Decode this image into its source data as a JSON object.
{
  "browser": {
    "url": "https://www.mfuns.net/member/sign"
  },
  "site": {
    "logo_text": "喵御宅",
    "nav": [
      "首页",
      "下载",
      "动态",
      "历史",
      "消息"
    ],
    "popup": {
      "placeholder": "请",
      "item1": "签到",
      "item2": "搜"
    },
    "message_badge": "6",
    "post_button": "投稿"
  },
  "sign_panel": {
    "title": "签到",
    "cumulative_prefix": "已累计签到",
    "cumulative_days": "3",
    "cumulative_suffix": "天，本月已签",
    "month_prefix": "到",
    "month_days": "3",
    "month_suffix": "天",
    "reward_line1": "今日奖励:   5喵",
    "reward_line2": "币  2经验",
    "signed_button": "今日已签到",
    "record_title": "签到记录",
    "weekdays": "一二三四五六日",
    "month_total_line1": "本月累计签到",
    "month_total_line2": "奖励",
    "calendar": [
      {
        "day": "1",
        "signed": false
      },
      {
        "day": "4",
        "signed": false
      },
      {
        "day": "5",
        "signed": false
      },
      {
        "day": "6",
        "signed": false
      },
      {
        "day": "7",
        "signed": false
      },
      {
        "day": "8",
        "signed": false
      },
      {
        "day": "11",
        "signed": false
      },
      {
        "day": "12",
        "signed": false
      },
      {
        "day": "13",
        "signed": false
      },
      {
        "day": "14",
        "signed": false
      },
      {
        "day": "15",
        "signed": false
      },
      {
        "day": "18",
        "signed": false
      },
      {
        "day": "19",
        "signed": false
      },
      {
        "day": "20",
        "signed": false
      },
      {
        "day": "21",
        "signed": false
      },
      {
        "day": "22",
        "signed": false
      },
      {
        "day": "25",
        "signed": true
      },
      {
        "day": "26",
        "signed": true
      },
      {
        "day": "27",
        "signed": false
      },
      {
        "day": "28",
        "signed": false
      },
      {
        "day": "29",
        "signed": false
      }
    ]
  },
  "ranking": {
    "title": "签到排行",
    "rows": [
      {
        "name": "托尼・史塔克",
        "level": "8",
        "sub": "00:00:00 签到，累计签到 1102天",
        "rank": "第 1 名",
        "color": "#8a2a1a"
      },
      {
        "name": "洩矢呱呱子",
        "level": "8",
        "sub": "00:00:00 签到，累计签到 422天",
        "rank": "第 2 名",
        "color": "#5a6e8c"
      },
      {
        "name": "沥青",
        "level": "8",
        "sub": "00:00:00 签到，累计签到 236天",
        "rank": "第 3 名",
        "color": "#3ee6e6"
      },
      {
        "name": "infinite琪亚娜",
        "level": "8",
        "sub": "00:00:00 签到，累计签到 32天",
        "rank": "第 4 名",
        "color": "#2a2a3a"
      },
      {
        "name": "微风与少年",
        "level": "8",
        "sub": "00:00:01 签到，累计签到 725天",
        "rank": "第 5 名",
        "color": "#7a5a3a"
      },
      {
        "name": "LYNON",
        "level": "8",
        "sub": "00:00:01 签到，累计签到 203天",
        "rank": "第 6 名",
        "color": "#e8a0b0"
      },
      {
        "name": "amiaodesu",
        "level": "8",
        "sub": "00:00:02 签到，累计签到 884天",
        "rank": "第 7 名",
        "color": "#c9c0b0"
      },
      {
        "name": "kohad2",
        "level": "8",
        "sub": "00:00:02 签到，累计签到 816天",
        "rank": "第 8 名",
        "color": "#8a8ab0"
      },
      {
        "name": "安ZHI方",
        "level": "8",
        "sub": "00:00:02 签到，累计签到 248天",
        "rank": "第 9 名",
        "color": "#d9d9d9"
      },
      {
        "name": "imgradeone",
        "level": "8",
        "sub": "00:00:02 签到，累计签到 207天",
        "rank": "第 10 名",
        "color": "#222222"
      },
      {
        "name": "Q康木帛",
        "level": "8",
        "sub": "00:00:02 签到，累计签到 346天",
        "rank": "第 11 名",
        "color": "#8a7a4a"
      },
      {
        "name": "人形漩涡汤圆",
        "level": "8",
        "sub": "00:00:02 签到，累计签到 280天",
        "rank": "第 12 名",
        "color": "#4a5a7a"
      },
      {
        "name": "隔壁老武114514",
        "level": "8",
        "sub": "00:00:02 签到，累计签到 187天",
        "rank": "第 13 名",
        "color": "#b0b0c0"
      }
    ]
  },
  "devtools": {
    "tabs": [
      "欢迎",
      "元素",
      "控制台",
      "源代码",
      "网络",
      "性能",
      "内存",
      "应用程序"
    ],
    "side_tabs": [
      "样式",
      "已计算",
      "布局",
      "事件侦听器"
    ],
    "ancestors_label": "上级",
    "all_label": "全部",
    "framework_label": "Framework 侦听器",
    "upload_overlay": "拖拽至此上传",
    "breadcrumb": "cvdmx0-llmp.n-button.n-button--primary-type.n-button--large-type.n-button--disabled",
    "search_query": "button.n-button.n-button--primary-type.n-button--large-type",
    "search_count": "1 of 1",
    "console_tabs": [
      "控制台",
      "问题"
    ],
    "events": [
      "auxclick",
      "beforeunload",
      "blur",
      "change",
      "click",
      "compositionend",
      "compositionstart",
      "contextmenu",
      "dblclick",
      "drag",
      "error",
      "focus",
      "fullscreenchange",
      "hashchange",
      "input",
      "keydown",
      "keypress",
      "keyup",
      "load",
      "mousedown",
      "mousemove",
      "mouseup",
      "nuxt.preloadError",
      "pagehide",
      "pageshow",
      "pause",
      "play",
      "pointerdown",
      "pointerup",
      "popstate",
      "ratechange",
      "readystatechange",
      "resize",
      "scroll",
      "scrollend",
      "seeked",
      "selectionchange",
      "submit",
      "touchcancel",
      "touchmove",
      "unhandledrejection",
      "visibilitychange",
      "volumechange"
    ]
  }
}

####################

- _What is expected_
Copy out the material word for word and line for line.

- _Solved exercise_
Decode this image into its source data as a JSON object.
{
  "browser": {
    "url": "https://www.mfuns.net/member/sign"
  },
  "site": {
    "logo_text": "喵御宅",
    "nav": [
      "首页",
      "下载",
      "动态",
      "历史",
      "消息"
    ],
    "popup": {
      "placeholder": "请",
      "item1": "签到",
      "item2": "搜"
    },
    "message_badge": "6",
    "post_button": "投稿"
  },
  "sign_panel": {
    "title": "签到",
    "cumulative_prefix": "已累计签到",
    "cumulative_days": "3",
    "cumulative_suffix": "天，本月已签",
    "month_prefix": "到",
    "month_days": "3",
    "month_suffix": "天",
    "reward_line1": "今日奖励:   5喵",
    "reward_line2": "币  2经验",
    "signed_button": "今日已签到",
    "record_title": "签到记录",
    "weekdays": "一二三四五六日",
    "month_total_line1": "本月累计签到",
    "month_total_line2": "奖励",
    "calendar": [
      {
        "day": "1",
        "signed": false
      },
      {
        "day": "4",
        "signed": false
      },
      {
        "day": "5",
        "signed": false
      },
      {
        "day": "6",
        "signed": false
      },
      {
        "day": "7",
        "signed": false
      },
      {
        "day": "8",
        "signed": false
      },
      {
        "day": "11",
        "signed": false
      },
      {
        "day": "12",
        "signed": false
      },
      {
        "day": "13",
        "signed": false
      },
      {
        "day": "14",
        "signed": false
      },
      {
        "day": "15",
        "signed": false
      },
      {
        "day": "18",
        "signed": false
      },
      {
        "day": "19",
        "signed": false
      },
      {
        "day": "20",
        "signed": false
      },
      {
        "day": "21",
        "signed": false
      },
      {
        "day": "22",
        "signed": false
      },
      {
        "day": "25",
        "signed": true
      },
      {
        "day": "26",
        "signed": true
      },
      {
        "day": "27",
        "signed": false
      },
      {
        "day": "28",
        "signed": false
      },
      {
        "day": "29",
        "signed": false
      }
    ]
  },
  "ranking": {
    "title": "签到排行",
    "rows": [
      {
        "name": "托尼・史塔克",
        "level": "8",
        "sub": "00:00:00 签到，累计签到 1102天",
        "rank": "第 1 名",
        "color": "#8a2a1a"
      },
      {
        "name": "洩矢呱呱子",
        "level": "8",
        "sub": "00:00:00 签到，累计签到 422天",
        "rank": "第 2 名",
        "color": "#5a6e8c"
      },
      {
        "name": "沥青",
        "level": "8",
        "sub": "00:00:00 签到，累计签到 236天",
        "rank": "第 3 名",
        "color": "#3ee6e6"
      },
      {
        "name": "infinite琪亚娜",
        "level": "8",
        "sub": "00:00:00 签到，累计签到 32天",
        "rank": "第 4 名",
        "color": "#2a2a3a"
      },
      {
        "name": "微风与少年",
        "level": "8",
        "sub": "00:00:01 签到，累计签到 725天",
        "rank": "第 5 名",
        "color": "#7a5a3a"
      },
      {
        "name": "LYNON",
        "level": "8",
        "sub": "00:00:01 签到，累计签到 203天",
        "rank": "第 6 名",
        "color": "#e8a0b0"
      },
      {
        "name": "amiaodesu",
        "level": "8",
        "sub": "00:00:02 签到，累计签到 884天",
        "rank": "第 7 名",
        "color": "#c9c0b0"
      },
      {
        "name": "kohad2",
        "level": "8",
        "sub": "00:00:02 签到，累计签到 816天",
        "rank": "第 8 名",
        "color": "#8a8ab0"
      },
      {
        "name": "安ZHI方",
        "level": "8",
        "sub": "00:00:02 签到，累计签到 248天",
        "rank": "第 9 名",
        "color": "#d9d9d9"
      },
      {
        "name": "imgradeone",
        "level": "8",
        "sub": "00:00:02 签到，累计签到 207天",
        "rank": "第 10 名",
        "color": "#222222"
      },
      {
        "name": "Q康木帛",
        "level": "8",
        "sub": "00:00:02 签到，累计签到 346天",
        "rank": "第 11 名",
        "color": "#8a7a4a"
      },
      {
        "name": "人形漩涡汤圆",
        "level": "8",
        "sub": "00:00:02 签到，累计签到 280天",
        "rank": "第 12 名",
        "color": "#4a5a7a"
      },
      {
        "name": "隔壁老武114514",
        "level": "8",
        "sub": "00:00:02 签到，累计签到 187天",
        "rank": "第 13 名",
        "color": "#b0b0c0"
      }
    ]
  },
  "devtools": {
    "tabs": [
      "欢迎",
      "元素",
      "控制台",
      "源代码",
      "网络",
      "性能",
      "内存",
      "应用程序"
    ],
    "side_tabs": [
      "样式",
      "已计算",
      "布局",
      "事件侦听器"
    ],
    "ancestors_label": "上级",
    "all_label": "全部",
    "framework_label": "Framework 侦听器",
    "upload_overlay": "拖拽至此上传",
    "breadcrumb": "cvdmx0-llmp.n-button.n-button--primary-type.n-button--large-type.n-button--disabled",
    "search_query": "button.n-button.n-button--primary-type.n-button--large-type",
    "search_count": "1 of 1",
    "console_tabs": [
      "控制台",
      "问题"
    ],
    "events": [
      "auxclick",
      "beforeunload",
      "blur",
      "change",
      "click",
      "compositionend",
      "compositionstart",
      "contextmenu",
      "dblclick",
      "drag",
      "error",
      "focus",
      "fullscreenchange",
      "hashchange",
      "input",
      "keydown",
      "keypress",
      "keyup",
      "load",
      "mousedown",
      "mousemove",
      "mouseup",
      "nuxt.preloadError",
      "pagehide",
      "pageshow",
      "pause",
      "play",
      "pointerdown",
      "pointerup",
      "popstate",
      "ratechange",
      "readystatechange",
      "resize",
      "scroll",
      "scrollend",
      "seeked",
      "selectionchange",
      "submit",
      "touchcancel",
      "touchmove",
      "unhandledrejection",
      "visibilitychange",
      "volumechange"
    ]
  }
}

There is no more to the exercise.